## What you are asked to do
Single out the lines that include the word "JSON". Copy them.
+++ Record extracts +++
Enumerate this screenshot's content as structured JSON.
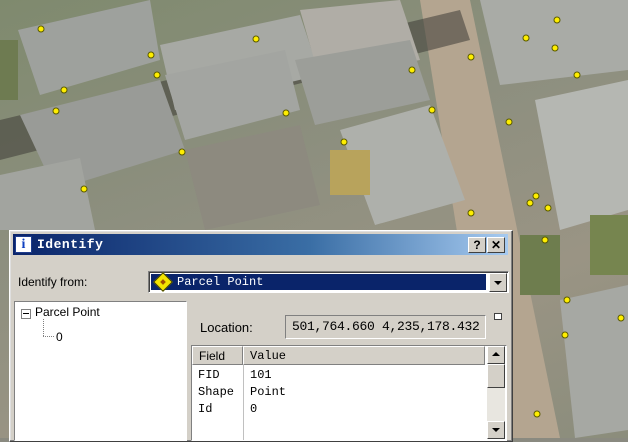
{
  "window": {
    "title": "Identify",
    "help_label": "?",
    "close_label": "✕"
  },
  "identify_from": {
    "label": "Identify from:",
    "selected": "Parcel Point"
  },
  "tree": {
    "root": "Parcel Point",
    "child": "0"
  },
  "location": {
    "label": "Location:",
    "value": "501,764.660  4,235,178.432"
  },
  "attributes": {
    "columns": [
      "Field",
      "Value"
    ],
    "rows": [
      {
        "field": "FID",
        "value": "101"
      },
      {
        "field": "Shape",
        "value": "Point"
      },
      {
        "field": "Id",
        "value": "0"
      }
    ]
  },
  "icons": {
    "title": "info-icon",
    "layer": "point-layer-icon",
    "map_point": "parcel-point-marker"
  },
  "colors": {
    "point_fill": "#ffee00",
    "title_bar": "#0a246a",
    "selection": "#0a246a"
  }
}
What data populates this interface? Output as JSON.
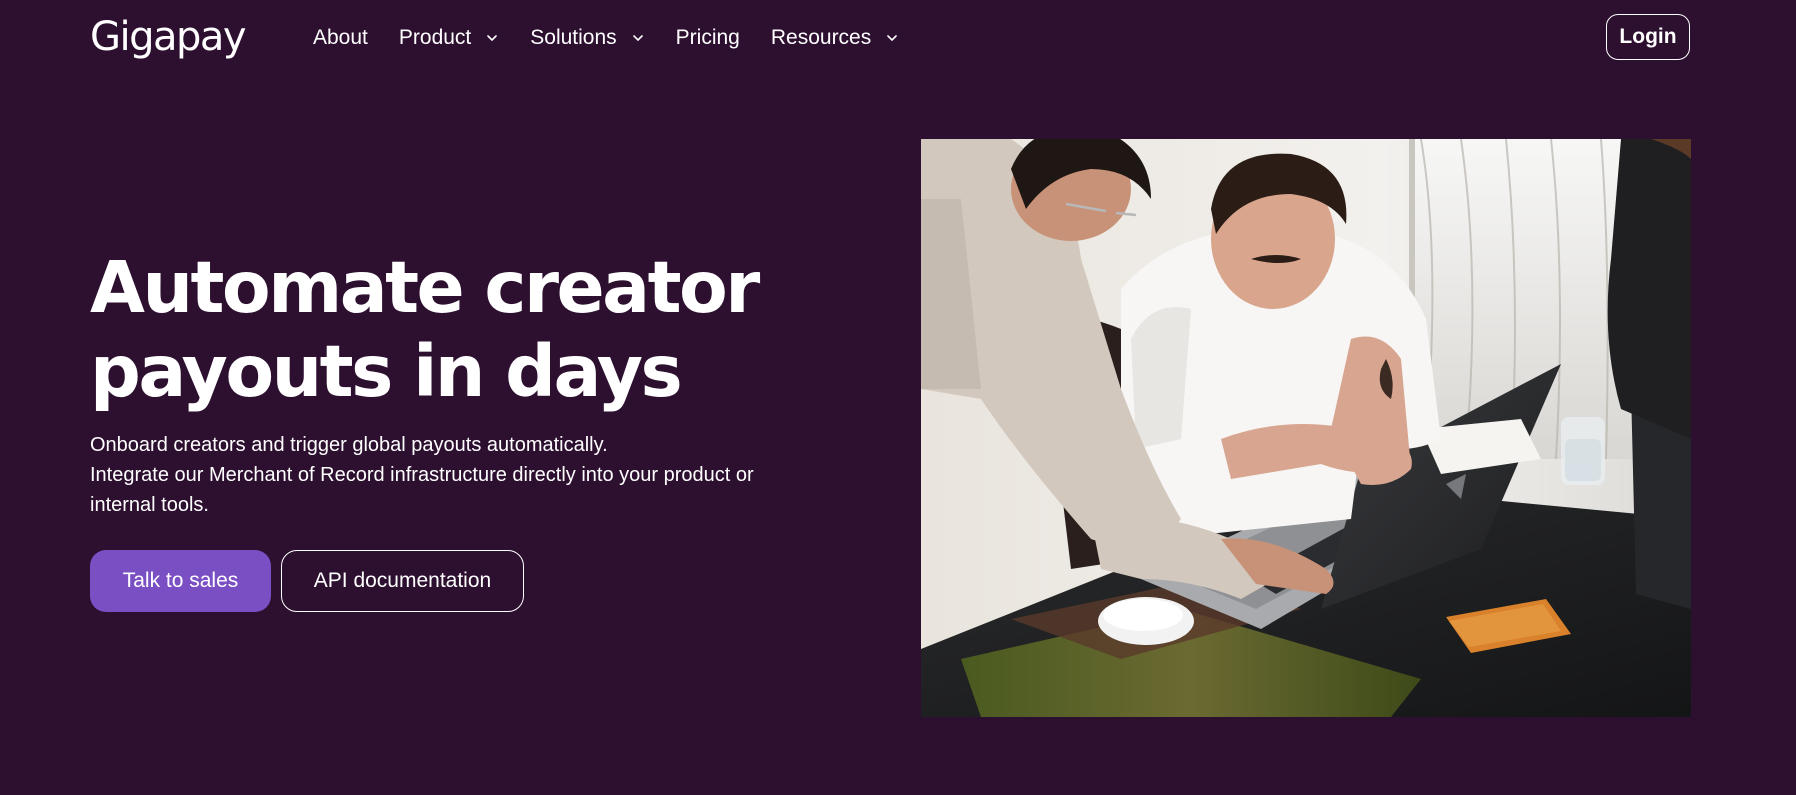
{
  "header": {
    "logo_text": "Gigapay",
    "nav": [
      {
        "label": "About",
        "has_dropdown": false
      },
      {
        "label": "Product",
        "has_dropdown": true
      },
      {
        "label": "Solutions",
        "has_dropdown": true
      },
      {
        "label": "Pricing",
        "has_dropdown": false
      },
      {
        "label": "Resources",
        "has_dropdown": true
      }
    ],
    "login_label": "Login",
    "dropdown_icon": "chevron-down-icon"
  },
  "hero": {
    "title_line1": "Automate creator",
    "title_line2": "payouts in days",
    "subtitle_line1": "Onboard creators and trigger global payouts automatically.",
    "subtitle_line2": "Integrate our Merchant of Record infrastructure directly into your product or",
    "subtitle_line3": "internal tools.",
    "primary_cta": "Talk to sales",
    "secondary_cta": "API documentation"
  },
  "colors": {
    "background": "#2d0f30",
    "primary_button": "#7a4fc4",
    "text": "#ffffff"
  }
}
+++
## Task output
Enumerate this screenshot's content as structured JSON.
What data populates this interface? Output as JSON.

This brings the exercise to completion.